Collected data entries
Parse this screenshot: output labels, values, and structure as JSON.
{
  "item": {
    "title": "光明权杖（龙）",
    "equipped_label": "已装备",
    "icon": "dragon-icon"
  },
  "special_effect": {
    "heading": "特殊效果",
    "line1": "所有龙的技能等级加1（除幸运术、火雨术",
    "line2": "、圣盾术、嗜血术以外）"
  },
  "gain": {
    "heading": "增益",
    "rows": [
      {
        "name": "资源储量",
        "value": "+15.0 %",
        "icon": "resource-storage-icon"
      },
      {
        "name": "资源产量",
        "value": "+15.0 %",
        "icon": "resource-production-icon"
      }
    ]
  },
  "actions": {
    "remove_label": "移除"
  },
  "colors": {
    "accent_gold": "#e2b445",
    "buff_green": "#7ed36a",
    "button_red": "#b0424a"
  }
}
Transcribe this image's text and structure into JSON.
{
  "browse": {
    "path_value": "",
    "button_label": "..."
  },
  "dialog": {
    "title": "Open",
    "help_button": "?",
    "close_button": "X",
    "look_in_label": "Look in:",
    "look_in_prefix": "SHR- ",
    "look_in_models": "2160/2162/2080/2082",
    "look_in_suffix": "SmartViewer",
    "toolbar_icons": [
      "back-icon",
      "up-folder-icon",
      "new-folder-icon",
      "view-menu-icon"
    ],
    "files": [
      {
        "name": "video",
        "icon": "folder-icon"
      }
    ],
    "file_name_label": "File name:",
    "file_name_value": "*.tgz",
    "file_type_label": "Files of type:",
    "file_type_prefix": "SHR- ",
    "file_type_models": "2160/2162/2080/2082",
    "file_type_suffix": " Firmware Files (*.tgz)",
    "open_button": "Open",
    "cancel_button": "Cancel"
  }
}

DIRECTION:
Extract, unchanged, the closing run of lines that opens with the line containing "Transcribe this image's" and ends with the last line.

RESULT:
Transcribe this image's text and structure into JSON.
{
  "browse": {
    "path_value": "",
    "button_label": "..."
  },
  "dialog": {
    "title": "Open",
    "help_button": "?",
    "close_button": "X",
    "look_in_label": "Look in:",
    "look_in_prefix": "SHR- ",
    "look_in_models": "2160/2162/2080/2082",
    "look_in_suffix": "SmartViewer",
    "toolbar_icons": [
      "back-icon",
      "up-folder-icon",
      "new-folder-icon",
      "view-menu-icon"
    ],
    "files": [
      {
        "name": "video",
        "icon": "folder-icon"
      }
    ],
    "file_name_label": "File name:",
    "file_name_value": "*.tgz",
    "file_type_label": "Files of type:",
    "file_type_prefix": "SHR- ",
    "file_type_models": "2160/2162/2080/2082",
    "file_type_suffix": " Firmware Files (*.tgz)",
    "open_button": "Open",
    "cancel_button": "Cancel"
  }
}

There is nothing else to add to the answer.